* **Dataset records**
** BEGIN **

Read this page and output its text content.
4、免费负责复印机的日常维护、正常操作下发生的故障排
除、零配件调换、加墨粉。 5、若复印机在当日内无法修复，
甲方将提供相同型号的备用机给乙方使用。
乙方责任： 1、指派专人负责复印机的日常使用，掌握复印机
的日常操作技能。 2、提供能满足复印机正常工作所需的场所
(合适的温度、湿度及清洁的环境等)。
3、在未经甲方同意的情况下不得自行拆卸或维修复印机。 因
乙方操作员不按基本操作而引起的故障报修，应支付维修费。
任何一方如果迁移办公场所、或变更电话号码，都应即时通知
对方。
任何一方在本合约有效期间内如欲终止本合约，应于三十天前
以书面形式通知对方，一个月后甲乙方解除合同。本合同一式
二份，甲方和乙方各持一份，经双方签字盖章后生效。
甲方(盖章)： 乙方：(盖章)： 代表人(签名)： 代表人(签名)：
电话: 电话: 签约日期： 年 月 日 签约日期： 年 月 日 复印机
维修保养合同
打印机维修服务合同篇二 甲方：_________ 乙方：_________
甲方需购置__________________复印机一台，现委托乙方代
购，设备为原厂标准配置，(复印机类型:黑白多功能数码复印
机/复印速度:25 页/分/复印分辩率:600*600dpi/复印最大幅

** END **

* **GIVEN PROBLEM**
Send back every record, precisely as written.

* **SOLUTION FOR THIS EXERCISE**
Read this page and output its text content.
4、免费负责复印机的日常维护、正常操作下发生的故障排
除、零配件调换、加墨粉。 5、若复印机在当日内无法修复，
甲方将提供相同型号的备用机给乙方使用。
乙方责任： 1、指派专人负责复印机的日常使用，掌握复印机
的日常操作技能。 2、提供能满足复印机正常工作所需的场所
(合适的温度、湿度及清洁的环境等)。
3、在未经甲方同意的情况下不得自行拆卸或维修复印机。 因
乙方操作员不按基本操作而引起的故障报修，应支付维修费。
任何一方如果迁移办公场所、或变更电话号码，都应即时通知
对方。
任何一方在本合约有效期间内如欲终止本合约，应于三十天前
以书面形式通知对方，一个月后甲乙方解除合同。本合同一式
二份，甲方和乙方各持一份，经双方签字盖章后生效。
甲方(盖章)： 乙方：(盖章)： 代表人(签名)： 代表人(签名)：
电话: 电话: 签约日期： 年 月 日 签约日期： 年 月 日 复印机
维修保养合同
打印机维修服务合同篇二 甲方：_________ 乙方：_________
甲方需购置__________________复印机一台，现委托乙方代
购，设备为原厂标准配置，(复印机类型:黑白多功能数码复印
机/复印速度:25 页/分/复印分辩率:600*600dpi/复印最大幅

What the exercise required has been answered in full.